>> START DATA TO PROCESS

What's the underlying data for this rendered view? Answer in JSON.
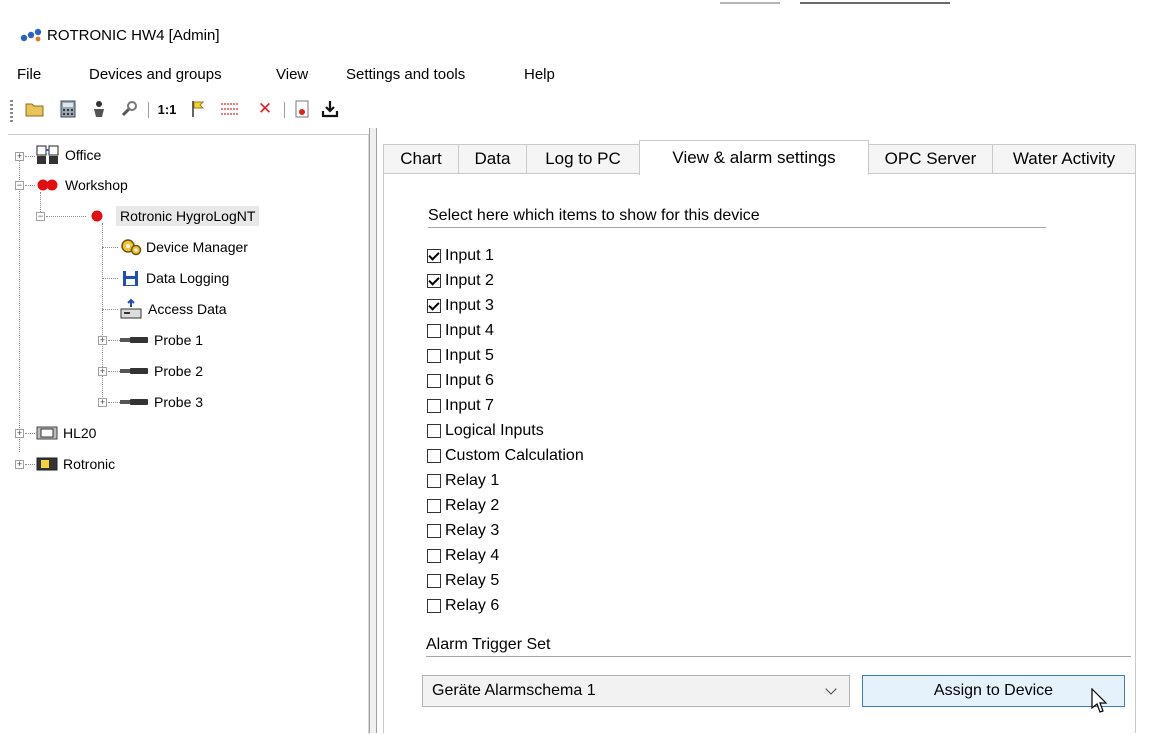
{
  "window": {
    "title": "ROTRONIC HW4 [Admin]"
  },
  "menu": [
    "File",
    "Devices and groups",
    "View",
    "Settings and tools",
    "Help"
  ],
  "toolbar": {
    "ratio_label": "1:1"
  },
  "tree": {
    "nodes": [
      {
        "label": "Office"
      },
      {
        "label": "Workshop"
      },
      {
        "label": "Rotronic HygroLogNT"
      },
      {
        "label": "Device Manager"
      },
      {
        "label": "Data Logging"
      },
      {
        "label": "Access Data"
      },
      {
        "label": "Probe 1"
      },
      {
        "label": "Probe 2"
      },
      {
        "label": "Probe 3"
      },
      {
        "label": "HL20"
      },
      {
        "label": "Rotronic"
      }
    ]
  },
  "tabs": [
    "Chart",
    "Data",
    "Log to PC",
    "View & alarm settings",
    "OPC Server",
    "Water Activity"
  ],
  "active_tab": "View & alarm settings",
  "panel": {
    "items_heading": "Select here which items to show for this device",
    "items": [
      {
        "label": "Input 1",
        "checked": true
      },
      {
        "label": "Input 2",
        "checked": true
      },
      {
        "label": "Input 3",
        "checked": true
      },
      {
        "label": "Input 4",
        "checked": false
      },
      {
        "label": "Input 5",
        "checked": false
      },
      {
        "label": "Input 6",
        "checked": false
      },
      {
        "label": "Input 7",
        "checked": false
      },
      {
        "label": "Logical Inputs",
        "checked": false
      },
      {
        "label": "Custom Calculation",
        "checked": false
      },
      {
        "label": "Relay 1",
        "checked": false
      },
      {
        "label": "Relay 2",
        "checked": false
      },
      {
        "label": "Relay 3",
        "checked": false
      },
      {
        "label": "Relay 4",
        "checked": false
      },
      {
        "label": "Relay 5",
        "checked": false
      },
      {
        "label": "Relay 6",
        "checked": false
      }
    ],
    "alarm_heading": "Alarm Trigger Set",
    "alarm_select_value": "Geräte Alarmschema 1",
    "assign_button": "Assign to Device"
  },
  "colors": {
    "accent_button_border": "#3c7fb1",
    "accent_button_bg": "#e5f1fb",
    "status_red": "#e01010"
  }
}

>> END DATA TO PROCESS

EXERCISE: Write the listing out a second time exactly, dropping all images.

ANSWER TO THIS TASK:
What's the underlying data for this rendered view? Answer in JSON.
{
  "window": {
    "title": "ROTRONIC HW4 [Admin]"
  },
  "menu": [
    "File",
    "Devices and groups",
    "View",
    "Settings and tools",
    "Help"
  ],
  "toolbar": {
    "ratio_label": "1:1"
  },
  "tree": {
    "nodes": [
      {
        "label": "Office"
      },
      {
        "label": "Workshop"
      },
      {
        "label": "Rotronic HygroLogNT"
      },
      {
        "label": "Device Manager"
      },
      {
        "label": "Data Logging"
      },
      {
        "label": "Access Data"
      },
      {
        "label": "Probe 1"
      },
      {
        "label": "Probe 2"
      },
      {
        "label": "Probe 3"
      },
      {
        "label": "HL20"
      },
      {
        "label": "Rotronic"
      }
    ]
  },
  "tabs": [
    "Chart",
    "Data",
    "Log to PC",
    "View & alarm settings",
    "OPC Server",
    "Water Activity"
  ],
  "active_tab": "View & alarm settings",
  "panel": {
    "items_heading": "Select here which items to show for this device",
    "items": [
      {
        "label": "Input 1",
        "checked": true
      },
      {
        "label": "Input 2",
        "checked": true
      },
      {
        "label": "Input 3",
        "checked": true
      },
      {
        "label": "Input 4",
        "checked": false
      },
      {
        "label": "Input 5",
        "checked": false
      },
      {
        "label": "Input 6",
        "checked": false
      },
      {
        "label": "Input 7",
        "checked": false
      },
      {
        "label": "Logical Inputs",
        "checked": false
      },
      {
        "label": "Custom Calculation",
        "checked": false
      },
      {
        "label": "Relay 1",
        "checked": false
      },
      {
        "label": "Relay 2",
        "checked": false
      },
      {
        "label": "Relay 3",
        "checked": false
      },
      {
        "label": "Relay 4",
        "checked": false
      },
      {
        "label": "Relay 5",
        "checked": false
      },
      {
        "label": "Relay 6",
        "checked": false
      }
    ],
    "alarm_heading": "Alarm Trigger Set",
    "alarm_select_value": "Geräte Alarmschema 1",
    "assign_button": "Assign to Device"
  },
  "colors": {
    "accent_button_border": "#3c7fb1",
    "accent_button_bg": "#e5f1fb",
    "status_red": "#e01010"
  }
}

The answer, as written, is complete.